Task details
Can you duplicate everything in the comment below, from "5 - Don't drop" down to "not right shit.", word for word?

Haha no need to be so harsh about it bro... but I do agree... LSD & even Shrooms for that matter are not for the insecure or people who have anxiety.
Maybe homeboy was just having a bad day or something though & the emotions got amplified by the ACID
10 RULES FOR DROPPING ACID:
1 - Don't do it when your not feeling great
2 - Don't do it if you haven't achieved a certain level of self-discovery as a person
3 - If you have low self esteem then DEFINITELY don't do it... Also nobodies better then anyone so cheer up cuz the world loves u more than u think
4 - When the lucky charm leprechaun asks you to pull your pants down DO NOT DO IT BECAUSE IT'S A TRICK QUESTION!!!
5 - Don't drop it with your mom
6 - Don't tell your mom I told you that
7 - If your moms hot plz inbox me her e-mail
8 - If your first time dropping is at 9am before school in grade 10 during then you should probably skip class and go watch Alice N Wonderlan the original because it's way better than math class & you will likely freak out your peers when you start talking plants & cafeteria trays
9 - KNOW WHO YOU'RE GETTING IT FROM! It's a chemical that can really mess up your life if it's not right shit.

(Source data)
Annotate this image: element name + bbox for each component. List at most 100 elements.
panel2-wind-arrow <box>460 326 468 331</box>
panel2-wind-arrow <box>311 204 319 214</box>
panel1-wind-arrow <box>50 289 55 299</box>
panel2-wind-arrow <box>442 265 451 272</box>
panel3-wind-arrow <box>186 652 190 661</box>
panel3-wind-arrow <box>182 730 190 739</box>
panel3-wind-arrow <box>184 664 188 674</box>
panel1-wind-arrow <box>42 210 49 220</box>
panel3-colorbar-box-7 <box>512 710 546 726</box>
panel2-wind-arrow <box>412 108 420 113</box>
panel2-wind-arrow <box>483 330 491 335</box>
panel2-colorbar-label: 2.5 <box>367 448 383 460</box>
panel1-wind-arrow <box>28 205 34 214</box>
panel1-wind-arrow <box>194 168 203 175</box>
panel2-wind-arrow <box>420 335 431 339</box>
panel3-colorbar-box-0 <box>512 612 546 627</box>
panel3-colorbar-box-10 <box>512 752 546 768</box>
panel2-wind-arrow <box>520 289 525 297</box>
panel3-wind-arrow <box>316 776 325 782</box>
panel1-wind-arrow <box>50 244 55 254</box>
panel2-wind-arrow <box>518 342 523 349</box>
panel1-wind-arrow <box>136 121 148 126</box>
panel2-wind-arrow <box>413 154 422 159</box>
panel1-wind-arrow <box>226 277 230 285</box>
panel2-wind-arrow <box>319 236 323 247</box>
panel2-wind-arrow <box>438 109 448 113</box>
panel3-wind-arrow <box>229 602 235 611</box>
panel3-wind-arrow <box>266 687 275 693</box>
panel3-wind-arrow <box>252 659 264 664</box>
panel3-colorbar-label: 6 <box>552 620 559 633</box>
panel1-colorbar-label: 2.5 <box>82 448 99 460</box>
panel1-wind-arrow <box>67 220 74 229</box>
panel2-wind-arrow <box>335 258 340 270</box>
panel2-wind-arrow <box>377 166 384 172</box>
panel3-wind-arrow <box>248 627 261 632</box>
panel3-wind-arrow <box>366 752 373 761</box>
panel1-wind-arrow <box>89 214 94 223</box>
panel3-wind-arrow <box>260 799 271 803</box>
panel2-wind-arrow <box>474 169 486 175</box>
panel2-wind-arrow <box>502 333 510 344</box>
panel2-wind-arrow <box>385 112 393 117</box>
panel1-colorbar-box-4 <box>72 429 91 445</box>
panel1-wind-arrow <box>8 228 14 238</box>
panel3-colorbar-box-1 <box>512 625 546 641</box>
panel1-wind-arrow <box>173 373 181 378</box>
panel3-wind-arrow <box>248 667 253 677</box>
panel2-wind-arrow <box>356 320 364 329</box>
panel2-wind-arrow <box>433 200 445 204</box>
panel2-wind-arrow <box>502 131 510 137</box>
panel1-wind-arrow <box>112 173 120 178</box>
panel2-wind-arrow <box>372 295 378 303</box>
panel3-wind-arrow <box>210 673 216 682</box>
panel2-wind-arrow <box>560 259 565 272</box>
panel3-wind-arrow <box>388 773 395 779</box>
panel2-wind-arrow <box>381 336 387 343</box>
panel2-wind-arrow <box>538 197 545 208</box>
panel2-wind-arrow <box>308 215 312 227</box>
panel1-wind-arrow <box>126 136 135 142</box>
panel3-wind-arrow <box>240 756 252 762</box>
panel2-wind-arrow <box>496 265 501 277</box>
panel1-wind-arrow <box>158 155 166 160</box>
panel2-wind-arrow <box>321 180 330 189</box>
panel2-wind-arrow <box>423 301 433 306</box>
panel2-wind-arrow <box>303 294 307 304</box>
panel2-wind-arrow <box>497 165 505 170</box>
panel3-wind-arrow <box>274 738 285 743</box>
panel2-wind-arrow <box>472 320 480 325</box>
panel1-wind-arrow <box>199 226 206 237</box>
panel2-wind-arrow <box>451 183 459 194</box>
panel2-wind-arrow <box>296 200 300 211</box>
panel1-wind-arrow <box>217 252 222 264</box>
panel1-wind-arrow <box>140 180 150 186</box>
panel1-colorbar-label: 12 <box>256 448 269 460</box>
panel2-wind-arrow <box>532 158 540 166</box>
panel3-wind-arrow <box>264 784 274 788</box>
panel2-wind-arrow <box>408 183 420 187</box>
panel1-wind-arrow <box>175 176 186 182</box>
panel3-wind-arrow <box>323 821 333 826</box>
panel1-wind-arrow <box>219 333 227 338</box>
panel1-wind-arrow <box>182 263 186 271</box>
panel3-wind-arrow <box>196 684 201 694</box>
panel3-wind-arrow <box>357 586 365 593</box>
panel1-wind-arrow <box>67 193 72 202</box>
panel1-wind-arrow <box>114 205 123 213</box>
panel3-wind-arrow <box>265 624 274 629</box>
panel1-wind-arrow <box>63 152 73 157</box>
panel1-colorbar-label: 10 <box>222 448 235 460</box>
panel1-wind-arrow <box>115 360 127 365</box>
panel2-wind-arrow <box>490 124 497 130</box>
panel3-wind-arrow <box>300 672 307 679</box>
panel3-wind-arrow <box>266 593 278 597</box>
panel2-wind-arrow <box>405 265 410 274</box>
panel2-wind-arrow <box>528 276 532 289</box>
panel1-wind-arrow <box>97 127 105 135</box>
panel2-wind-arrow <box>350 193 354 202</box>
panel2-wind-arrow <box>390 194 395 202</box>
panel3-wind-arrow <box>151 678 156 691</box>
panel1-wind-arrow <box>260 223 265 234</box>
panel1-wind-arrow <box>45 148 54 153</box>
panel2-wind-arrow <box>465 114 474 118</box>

Answer section
5 - Don't drop it with your mom
6 - Don't tell your mom I told you that
7 - If your moms hot plz inbox me her e-mail
8 - If your first time dropping is at 9am before school in grade 10 during then you should probably skip class and go watch Alice N Wonderlan the original because it's way better than math class & you will likely freak out your peers when you start talking plants & cafeteria trays
9 - KNOW WHO YOU'RE GETTING IT FROM! It's a chemical that can really mess up your life if it's not right shit.